Task brief: From the entries below, list each line with "cuando".

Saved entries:

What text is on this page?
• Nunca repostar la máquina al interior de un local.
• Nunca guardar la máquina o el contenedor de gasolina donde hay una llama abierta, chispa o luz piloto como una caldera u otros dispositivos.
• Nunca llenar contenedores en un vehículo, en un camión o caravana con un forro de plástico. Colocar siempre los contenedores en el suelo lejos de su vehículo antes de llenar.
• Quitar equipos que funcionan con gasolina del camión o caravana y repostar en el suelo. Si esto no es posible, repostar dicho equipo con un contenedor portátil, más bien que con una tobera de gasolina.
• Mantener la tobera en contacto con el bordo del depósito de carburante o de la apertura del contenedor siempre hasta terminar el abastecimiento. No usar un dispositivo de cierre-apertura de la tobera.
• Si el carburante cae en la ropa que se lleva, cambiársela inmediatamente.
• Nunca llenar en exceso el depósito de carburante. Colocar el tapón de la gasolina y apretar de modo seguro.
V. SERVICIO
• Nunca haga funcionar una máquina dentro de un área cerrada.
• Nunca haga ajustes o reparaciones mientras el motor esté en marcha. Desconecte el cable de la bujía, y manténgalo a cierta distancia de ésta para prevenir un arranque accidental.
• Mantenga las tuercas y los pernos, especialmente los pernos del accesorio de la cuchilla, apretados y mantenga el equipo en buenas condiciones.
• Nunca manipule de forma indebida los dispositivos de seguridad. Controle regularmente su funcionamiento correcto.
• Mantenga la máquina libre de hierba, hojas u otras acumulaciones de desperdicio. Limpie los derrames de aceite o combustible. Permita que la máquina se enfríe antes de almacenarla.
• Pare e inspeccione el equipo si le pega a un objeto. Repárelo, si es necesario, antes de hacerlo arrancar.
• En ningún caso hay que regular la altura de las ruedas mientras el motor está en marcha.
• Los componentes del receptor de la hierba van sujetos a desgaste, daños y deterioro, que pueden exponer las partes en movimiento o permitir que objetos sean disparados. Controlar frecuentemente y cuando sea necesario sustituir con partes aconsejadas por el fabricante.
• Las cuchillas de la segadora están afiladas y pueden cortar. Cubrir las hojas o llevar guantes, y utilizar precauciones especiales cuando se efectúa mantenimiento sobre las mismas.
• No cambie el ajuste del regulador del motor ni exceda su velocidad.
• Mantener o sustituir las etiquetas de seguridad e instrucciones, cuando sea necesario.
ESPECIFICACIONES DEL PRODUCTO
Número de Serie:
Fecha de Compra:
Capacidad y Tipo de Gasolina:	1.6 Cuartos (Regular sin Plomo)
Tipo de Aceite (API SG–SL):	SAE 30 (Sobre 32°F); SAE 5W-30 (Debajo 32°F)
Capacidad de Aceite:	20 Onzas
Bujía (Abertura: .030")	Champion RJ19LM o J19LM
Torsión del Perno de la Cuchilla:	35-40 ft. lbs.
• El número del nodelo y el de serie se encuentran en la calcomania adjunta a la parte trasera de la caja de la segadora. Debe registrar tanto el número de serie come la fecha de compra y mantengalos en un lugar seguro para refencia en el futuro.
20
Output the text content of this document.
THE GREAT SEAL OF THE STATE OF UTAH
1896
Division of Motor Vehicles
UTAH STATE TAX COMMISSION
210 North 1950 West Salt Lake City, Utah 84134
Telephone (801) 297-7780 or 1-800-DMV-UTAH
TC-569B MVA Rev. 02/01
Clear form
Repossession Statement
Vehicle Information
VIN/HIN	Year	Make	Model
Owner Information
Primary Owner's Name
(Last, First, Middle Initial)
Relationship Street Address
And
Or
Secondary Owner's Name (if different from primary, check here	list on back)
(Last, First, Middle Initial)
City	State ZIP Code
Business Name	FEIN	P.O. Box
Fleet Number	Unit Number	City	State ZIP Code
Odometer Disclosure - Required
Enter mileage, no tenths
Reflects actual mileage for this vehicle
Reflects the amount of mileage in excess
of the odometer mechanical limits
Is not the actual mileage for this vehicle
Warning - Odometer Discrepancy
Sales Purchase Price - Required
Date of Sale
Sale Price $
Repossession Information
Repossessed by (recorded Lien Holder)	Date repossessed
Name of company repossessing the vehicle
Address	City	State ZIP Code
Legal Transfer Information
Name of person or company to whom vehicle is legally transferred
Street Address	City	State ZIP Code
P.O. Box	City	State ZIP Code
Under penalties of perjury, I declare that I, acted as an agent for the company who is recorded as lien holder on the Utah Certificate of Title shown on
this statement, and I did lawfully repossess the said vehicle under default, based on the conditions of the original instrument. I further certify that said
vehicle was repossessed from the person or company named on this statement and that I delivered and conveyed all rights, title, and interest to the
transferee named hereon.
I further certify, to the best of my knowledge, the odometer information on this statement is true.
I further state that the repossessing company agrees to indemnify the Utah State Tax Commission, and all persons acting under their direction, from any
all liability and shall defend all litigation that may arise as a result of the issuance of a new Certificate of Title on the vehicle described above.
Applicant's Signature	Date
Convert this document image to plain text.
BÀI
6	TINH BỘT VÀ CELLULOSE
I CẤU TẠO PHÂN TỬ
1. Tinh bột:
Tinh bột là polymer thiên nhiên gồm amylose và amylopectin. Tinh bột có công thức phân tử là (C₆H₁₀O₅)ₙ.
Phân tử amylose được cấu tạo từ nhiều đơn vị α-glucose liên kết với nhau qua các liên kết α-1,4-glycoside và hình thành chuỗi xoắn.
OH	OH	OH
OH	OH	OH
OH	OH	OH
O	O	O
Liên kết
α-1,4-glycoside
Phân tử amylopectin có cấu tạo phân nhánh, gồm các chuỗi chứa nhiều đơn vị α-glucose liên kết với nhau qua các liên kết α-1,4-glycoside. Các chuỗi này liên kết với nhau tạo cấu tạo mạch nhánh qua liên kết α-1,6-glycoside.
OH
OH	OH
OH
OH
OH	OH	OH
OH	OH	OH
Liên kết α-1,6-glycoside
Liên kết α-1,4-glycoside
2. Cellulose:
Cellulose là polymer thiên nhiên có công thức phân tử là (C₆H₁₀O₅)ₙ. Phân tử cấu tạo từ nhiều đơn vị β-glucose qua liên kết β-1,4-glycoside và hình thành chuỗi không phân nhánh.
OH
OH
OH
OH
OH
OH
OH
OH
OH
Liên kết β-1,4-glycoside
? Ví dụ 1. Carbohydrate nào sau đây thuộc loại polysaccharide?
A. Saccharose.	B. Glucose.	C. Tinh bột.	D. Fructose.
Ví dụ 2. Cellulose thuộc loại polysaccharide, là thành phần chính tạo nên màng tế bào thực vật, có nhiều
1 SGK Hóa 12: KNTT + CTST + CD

Right answer:
• Los componentes del receptor de la hierba van sujetos a desgaste, daños y deterioro, que pueden exponer las partes en movimiento o permitir que objetos sean disparados. Controlar frecuentemente y cuando sea necesario sustituir con partes aconsejadas por el fabricante.
• Las cuchillas de la segadora están afiladas y pueden cortar. Cubrir las hojas o llevar guantes, y utilizar precauciones especiales cuando se efectúa mantenimiento sobre las mismas.
• Mantener o sustituir las etiquetas de seguridad e instrucciones, cuando sea necesario.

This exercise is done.